*** Records

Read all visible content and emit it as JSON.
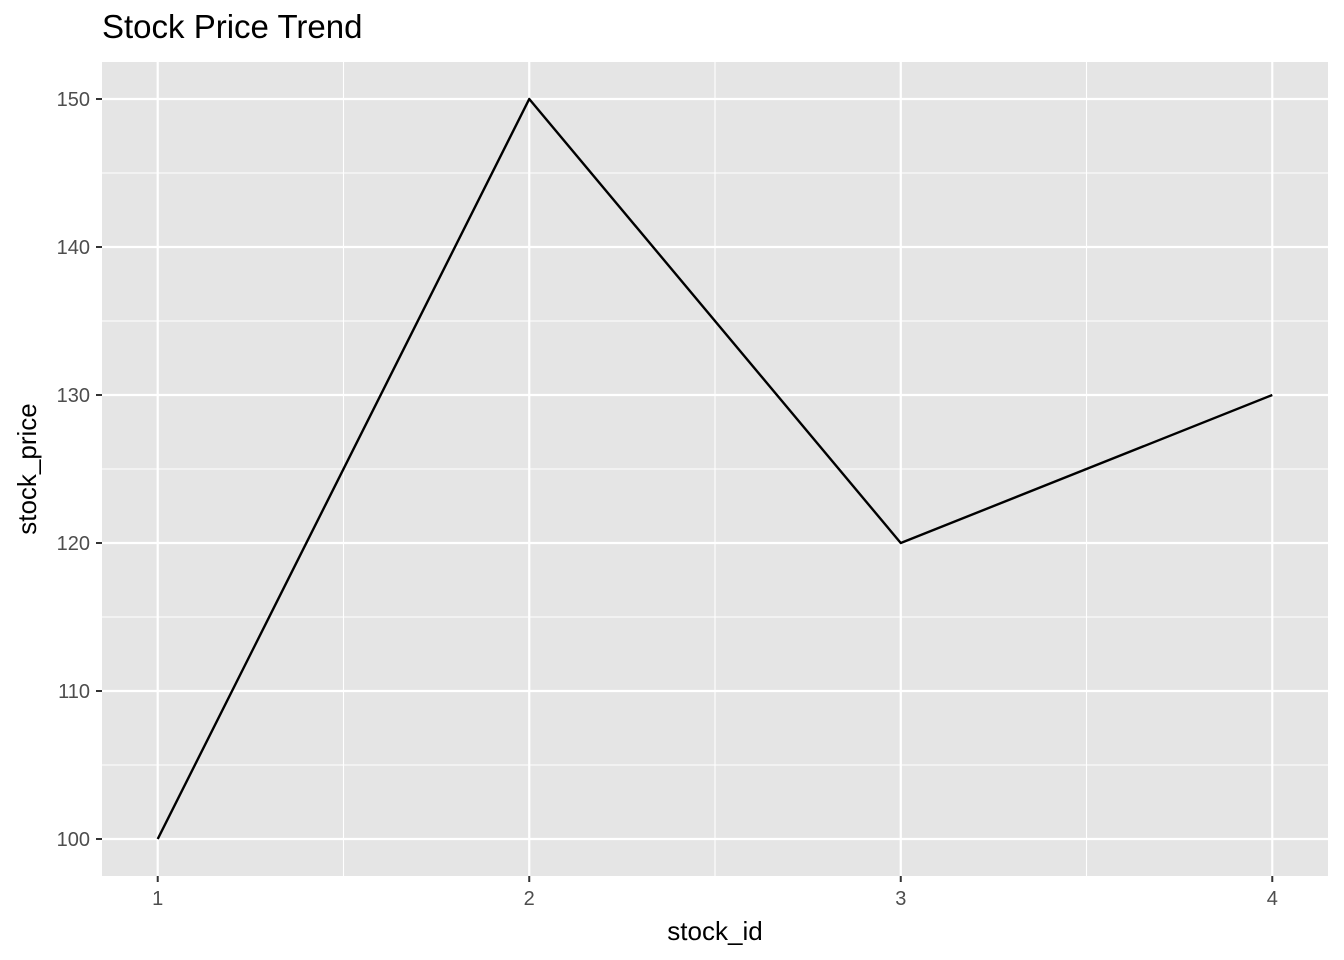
{
  "chart_data": {
    "type": "line",
    "title": "Stock Price Trend",
    "xlabel": "stock_id",
    "ylabel": "stock_price",
    "x": [
      1,
      2,
      3,
      4
    ],
    "series": [
      {
        "values": [
          100,
          150,
          120,
          130
        ]
      }
    ],
    "xlim": [
      0.85,
      4.15
    ],
    "ylim": [
      97.5,
      152.5
    ],
    "x_ticks": [
      1,
      2,
      3,
      4
    ],
    "y_ticks": [
      100,
      110,
      120,
      130,
      140,
      150
    ],
    "grid": true,
    "colors": {
      "panel": "#e5e5e5",
      "grid": "#ffffff",
      "line": "#000000",
      "tick_text": "#4d4d4d",
      "tick_mark": "#333333"
    }
  }
}
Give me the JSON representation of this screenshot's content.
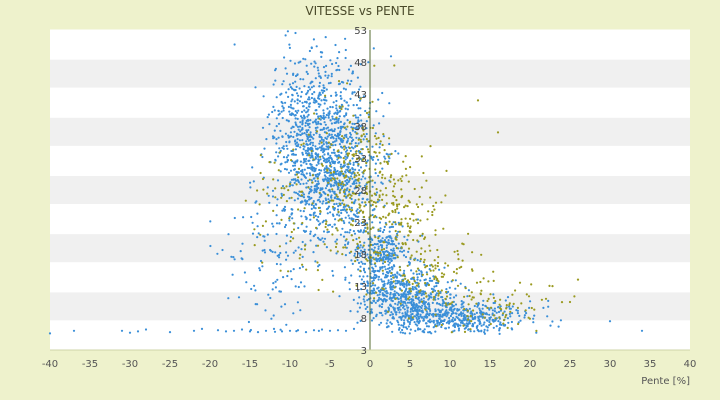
{
  "chart_data": {
    "type": "scatter",
    "title": "VITESSE vs PENTE",
    "xlabel": "Pente [%]",
    "ylabel": "",
    "xlim": [
      -40,
      40
    ],
    "ylim": [
      3,
      53
    ],
    "x_ticks": [
      -40,
      -35,
      -30,
      -25,
      -20,
      -15,
      -10,
      -5,
      0,
      5,
      10,
      15,
      20,
      25,
      30,
      35,
      40
    ],
    "y_tick_labels": [
      {
        "value": 53,
        "label": "53"
      },
      {
        "value": 48,
        "label": "48"
      },
      {
        "value": 43,
        "label": "43"
      },
      {
        "value": 38,
        "label": "38"
      },
      {
        "value": 33,
        "label": "33"
      },
      {
        "value": 28,
        "label": "28"
      },
      {
        "value": 23,
        "label": "23"
      },
      {
        "value": 18,
        "label": "18"
      },
      {
        "value": 13,
        "label": "13"
      },
      {
        "value": 8,
        "label": "8"
      },
      {
        "value": 3,
        "label": "3"
      }
    ],
    "grid": true,
    "band_colors": [
      "#ffffff",
      "#f0f0f0"
    ],
    "plot_background": "#ffffff",
    "page_background": "#eef2cc",
    "series": [
      {
        "color": "#3a8fd8",
        "marker": "dot",
        "density_clusters": [
          {
            "cx": -6.5,
            "cy": 36,
            "sx": 3.2,
            "sy": 7,
            "n": 900
          },
          {
            "cx": -4,
            "cy": 30,
            "sx": 2.5,
            "sy": 5,
            "n": 500
          },
          {
            "cx": 1.5,
            "cy": 17,
            "sx": 1.8,
            "sy": 3,
            "n": 350
          },
          {
            "cx": 5,
            "cy": 11,
            "sx": 3,
            "sy": 2.2,
            "n": 500
          },
          {
            "cx": 11,
            "cy": 8,
            "sx": 4.5,
            "sy": 1.3,
            "n": 450
          },
          {
            "cx": -12,
            "cy": 18,
            "sx": 3,
            "sy": 6,
            "n": 120
          }
        ],
        "floor_points": [
          [
            -40,
            5.6
          ],
          [
            -37,
            6.0
          ],
          [
            -31,
            6.0
          ],
          [
            -30,
            5.7
          ],
          [
            -29,
            5.9
          ],
          [
            -28,
            6.2
          ],
          [
            -25,
            5.8
          ],
          [
            -22,
            6.0
          ],
          [
            -21,
            6.3
          ],
          [
            -19,
            6.1
          ],
          [
            -18,
            5.9
          ],
          [
            -17,
            6.0
          ],
          [
            -16,
            6.2
          ],
          [
            -15,
            5.9
          ],
          [
            -14,
            5.8
          ],
          [
            -13,
            6.0
          ],
          [
            -12,
            6.3
          ],
          [
            -11,
            5.9
          ],
          [
            -10,
            6.0
          ],
          [
            -9,
            6.1
          ],
          [
            -8,
            5.8
          ],
          [
            -7,
            6.1
          ],
          [
            -6,
            6.2
          ],
          [
            -5,
            6.0
          ],
          [
            -4,
            6.1
          ],
          [
            -3,
            6.0
          ],
          [
            -2,
            6.3
          ],
          [
            30,
            7.5
          ],
          [
            34,
            6.0
          ]
        ]
      },
      {
        "color": "#9a9a20",
        "marker": "dot",
        "density_clusters": [
          {
            "cx": -2,
            "cy": 30,
            "sx": 2.5,
            "sy": 6,
            "n": 220
          },
          {
            "cx": 3,
            "cy": 24,
            "sx": 2.8,
            "sy": 5,
            "n": 180
          },
          {
            "cx": 8,
            "cy": 14,
            "sx": 3.5,
            "sy": 3,
            "n": 130
          },
          {
            "cx": 16,
            "cy": 10,
            "sx": 4,
            "sy": 2,
            "n": 70
          },
          {
            "cx": -9,
            "cy": 26,
            "sx": 3,
            "sy": 6,
            "n": 90
          }
        ],
        "outliers": [
          [
            13.5,
            42
          ],
          [
            16,
            37
          ],
          [
            25,
            10.5
          ],
          [
            26,
            14
          ],
          [
            22,
            11
          ]
        ]
      }
    ],
    "seed": 7
  }
}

******

_Objective_
Repeat each record exactly, with the pictures left out.

_Response to the task_
Read all visible content and emit it as JSON.
{
  "chart_data": {
    "type": "line",
    "title": "Stock Price Trend",
    "xlabel": "stock_id",
    "ylabel": "stock_price",
    "x": [
      1,
      2,
      3,
      4
    ],
    "series": [
      {
        "values": [
          100,
          150,
          120,
          130
        ]
      }
    ],
    "xlim": [
      0.85,
      4.15
    ],
    "ylim": [
      97.5,
      152.5
    ],
    "x_ticks": [
      1,
      2,
      3,
      4
    ],
    "y_ticks": [
      100,
      110,
      120,
      130,
      140,
      150
    ],
    "grid": true,
    "colors": {
      "panel": "#e5e5e5",
      "grid": "#ffffff",
      "line": "#000000",
      "tick_text": "#4d4d4d",
      "tick_mark": "#333333"
    }
  }
}
Give me the JSON representation of this screenshot's content.
{
  "chart_data": {
    "type": "scatter",
    "title": "VITESSE vs PENTE",
    "xlabel": "Pente [%]",
    "ylabel": "",
    "xlim": [
      -40,
      40
    ],
    "ylim": [
      3,
      53
    ],
    "x_ticks": [
      -40,
      -35,
      -30,
      -25,
      -20,
      -15,
      -10,
      -5,
      0,
      5,
      10,
      15,
      20,
      25,
      30,
      35,
      40
    ],
    "y_tick_labels": [
      {
        "value": 53,
        "label": "53"
      },
      {
        "value": 48,
        "label": "48"
      },
      {
        "value": 43,
        "label": "43"
      },
      {
        "value": 38,
        "label": "38"
      },
      {
        "value": 33,
        "label": "33"
      },
      {
        "value": 28,
        "label": "28"
      },
      {
        "value": 23,
        "label": "23"
      },
      {
        "value": 18,
        "label": "18"
      },
      {
        "value": 13,
        "label": "13"
      },
      {
        "value": 8,
        "label": "8"
      },
      {
        "value": 3,
        "label": "3"
      }
    ],
    "grid": true,
    "band_colors": [
      "#ffffff",
      "#f0f0f0"
    ],
    "plot_background": "#ffffff",
    "page_background": "#eef2cc",
    "series": [
      {
        "color": "#3a8fd8",
        "marker": "dot",
        "density_clusters": [
          {
            "cx": -6.5,
            "cy": 36,
            "sx": 3.2,
            "sy": 7,
            "n": 900
          },
          {
            "cx": -4,
            "cy": 30,
            "sx": 2.5,
            "sy": 5,
            "n": 500
          },
          {
            "cx": 1.5,
            "cy": 17,
            "sx": 1.8,
            "sy": 3,
            "n": 350
          },
          {
            "cx": 5,
            "cy": 11,
            "sx": 3,
            "sy": 2.2,
            "n": 500
          },
          {
            "cx": 11,
            "cy": 8,
            "sx": 4.5,
            "sy": 1.3,
            "n": 450
          },
          {
            "cx": -12,
            "cy": 18,
            "sx": 3,
            "sy": 6,
            "n": 120
          }
        ],
        "floor_points": [
          [
            -40,
            5.6
          ],
          [
            -37,
            6.0
          ],
          [
            -31,
            6.0
          ],
          [
            -30,
            5.7
          ],
          [
            -29,
            5.9
          ],
          [
            -28,
            6.2
          ],
          [
            -25,
            5.8
          ],
          [
            -22,
            6.0
          ],
          [
            -21,
            6.3
          ],
          [
            -19,
            6.1
          ],
          [
            -18,
            5.9
          ],
          [
            -17,
            6.0
          ],
          [
            -16,
            6.2
          ],
          [
            -15,
            5.9
          ],
          [
            -14,
            5.8
          ],
          [
            -13,
            6.0
          ],
          [
            -12,
            6.3
          ],
          [
            -11,
            5.9
          ],
          [
            -10,
            6.0
          ],
          [
            -9,
            6.1
          ],
          [
            -8,
            5.8
          ],
          [
            -7,
            6.1
          ],
          [
            -6,
            6.2
          ],
          [
            -5,
            6.0
          ],
          [
            -4,
            6.1
          ],
          [
            -3,
            6.0
          ],
          [
            -2,
            6.3
          ],
          [
            30,
            7.5
          ],
          [
            34,
            6.0
          ]
        ]
      },
      {
        "color": "#9a9a20",
        "marker": "dot",
        "density_clusters": [
          {
            "cx": -2,
            "cy": 30,
            "sx": 2.5,
            "sy": 6,
            "n": 220
          },
          {
            "cx": 3,
            "cy": 24,
            "sx": 2.8,
            "sy": 5,
            "n": 180
          },
          {
            "cx": 8,
            "cy": 14,
            "sx": 3.5,
            "sy": 3,
            "n": 130
          },
          {
            "cx": 16,
            "cy": 10,
            "sx": 4,
            "sy": 2,
            "n": 70
          },
          {
            "cx": -9,
            "cy": 26,
            "sx": 3,
            "sy": 6,
            "n": 90
          }
        ],
        "outliers": [
          [
            13.5,
            42
          ],
          [
            16,
            37
          ],
          [
            25,
            10.5
          ],
          [
            26,
            14
          ],
          [
            22,
            11
          ]
        ]
      }
    ],
    "seed": 7
  }
}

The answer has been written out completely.